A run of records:
== == ==

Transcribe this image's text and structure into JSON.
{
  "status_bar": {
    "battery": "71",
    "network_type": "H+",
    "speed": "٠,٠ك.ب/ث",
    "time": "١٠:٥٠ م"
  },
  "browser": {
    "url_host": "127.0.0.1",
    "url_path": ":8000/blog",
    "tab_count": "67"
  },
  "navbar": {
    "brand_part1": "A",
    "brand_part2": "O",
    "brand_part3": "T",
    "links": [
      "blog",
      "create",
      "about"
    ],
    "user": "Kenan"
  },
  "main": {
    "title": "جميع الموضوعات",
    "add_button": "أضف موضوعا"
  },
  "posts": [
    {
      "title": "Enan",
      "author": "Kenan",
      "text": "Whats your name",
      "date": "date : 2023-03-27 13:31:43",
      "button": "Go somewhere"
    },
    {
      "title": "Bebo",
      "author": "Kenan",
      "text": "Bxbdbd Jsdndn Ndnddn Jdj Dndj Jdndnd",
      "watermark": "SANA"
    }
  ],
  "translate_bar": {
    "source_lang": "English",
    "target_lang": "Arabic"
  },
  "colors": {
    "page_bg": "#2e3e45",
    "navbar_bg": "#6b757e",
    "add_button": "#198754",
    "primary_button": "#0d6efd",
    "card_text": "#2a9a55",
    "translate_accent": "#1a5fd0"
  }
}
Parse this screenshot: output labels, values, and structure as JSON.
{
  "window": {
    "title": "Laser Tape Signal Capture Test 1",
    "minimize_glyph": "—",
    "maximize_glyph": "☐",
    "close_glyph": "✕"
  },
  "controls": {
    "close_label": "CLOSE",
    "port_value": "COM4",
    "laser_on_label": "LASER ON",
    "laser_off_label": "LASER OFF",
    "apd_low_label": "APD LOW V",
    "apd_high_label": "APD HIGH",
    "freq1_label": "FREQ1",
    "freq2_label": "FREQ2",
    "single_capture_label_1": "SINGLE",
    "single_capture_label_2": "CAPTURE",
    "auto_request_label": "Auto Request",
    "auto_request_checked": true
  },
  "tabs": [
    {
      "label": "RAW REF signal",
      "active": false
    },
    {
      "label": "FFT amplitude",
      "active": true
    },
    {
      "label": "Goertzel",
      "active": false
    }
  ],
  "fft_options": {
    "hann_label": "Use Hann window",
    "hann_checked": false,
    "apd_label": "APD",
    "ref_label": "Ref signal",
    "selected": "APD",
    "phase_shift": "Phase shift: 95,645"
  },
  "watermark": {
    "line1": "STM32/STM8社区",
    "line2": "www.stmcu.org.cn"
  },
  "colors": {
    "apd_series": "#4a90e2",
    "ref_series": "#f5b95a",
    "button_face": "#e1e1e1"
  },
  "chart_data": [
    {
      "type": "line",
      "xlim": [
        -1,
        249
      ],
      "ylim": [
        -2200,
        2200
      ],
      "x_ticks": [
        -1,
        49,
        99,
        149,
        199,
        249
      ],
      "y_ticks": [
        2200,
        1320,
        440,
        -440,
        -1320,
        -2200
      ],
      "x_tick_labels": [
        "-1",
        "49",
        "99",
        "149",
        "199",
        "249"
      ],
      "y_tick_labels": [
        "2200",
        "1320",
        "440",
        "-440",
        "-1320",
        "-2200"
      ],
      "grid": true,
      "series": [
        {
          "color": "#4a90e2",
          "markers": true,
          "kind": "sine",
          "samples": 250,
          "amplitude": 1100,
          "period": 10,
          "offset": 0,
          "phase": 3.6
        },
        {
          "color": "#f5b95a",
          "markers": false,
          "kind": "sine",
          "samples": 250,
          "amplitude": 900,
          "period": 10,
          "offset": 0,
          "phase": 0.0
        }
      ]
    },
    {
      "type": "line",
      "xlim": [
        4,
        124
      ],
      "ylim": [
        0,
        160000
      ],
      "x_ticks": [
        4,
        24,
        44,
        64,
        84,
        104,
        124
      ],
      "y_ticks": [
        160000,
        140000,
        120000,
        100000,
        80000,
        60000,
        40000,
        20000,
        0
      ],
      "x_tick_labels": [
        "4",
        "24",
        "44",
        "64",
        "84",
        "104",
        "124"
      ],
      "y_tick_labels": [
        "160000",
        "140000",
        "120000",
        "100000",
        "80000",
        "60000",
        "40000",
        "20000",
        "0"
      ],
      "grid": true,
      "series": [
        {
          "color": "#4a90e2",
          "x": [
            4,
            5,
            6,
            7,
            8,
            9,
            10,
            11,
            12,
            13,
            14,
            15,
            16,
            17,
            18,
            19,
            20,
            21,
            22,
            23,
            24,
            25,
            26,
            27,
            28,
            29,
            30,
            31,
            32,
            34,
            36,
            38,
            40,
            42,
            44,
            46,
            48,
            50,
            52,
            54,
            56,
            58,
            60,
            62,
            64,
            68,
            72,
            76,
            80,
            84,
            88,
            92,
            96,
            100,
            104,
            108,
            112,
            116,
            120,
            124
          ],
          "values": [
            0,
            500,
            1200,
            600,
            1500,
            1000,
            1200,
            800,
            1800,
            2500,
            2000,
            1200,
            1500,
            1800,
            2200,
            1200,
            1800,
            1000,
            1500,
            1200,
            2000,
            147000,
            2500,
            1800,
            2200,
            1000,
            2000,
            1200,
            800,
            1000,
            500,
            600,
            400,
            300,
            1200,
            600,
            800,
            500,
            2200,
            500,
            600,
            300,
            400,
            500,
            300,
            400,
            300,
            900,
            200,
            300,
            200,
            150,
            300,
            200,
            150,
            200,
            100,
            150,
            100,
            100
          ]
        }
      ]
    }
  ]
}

== == ==

Look through the listing above and count the lines where the string "structure" appears. Report the number only.

◆ **Problem solution**: 2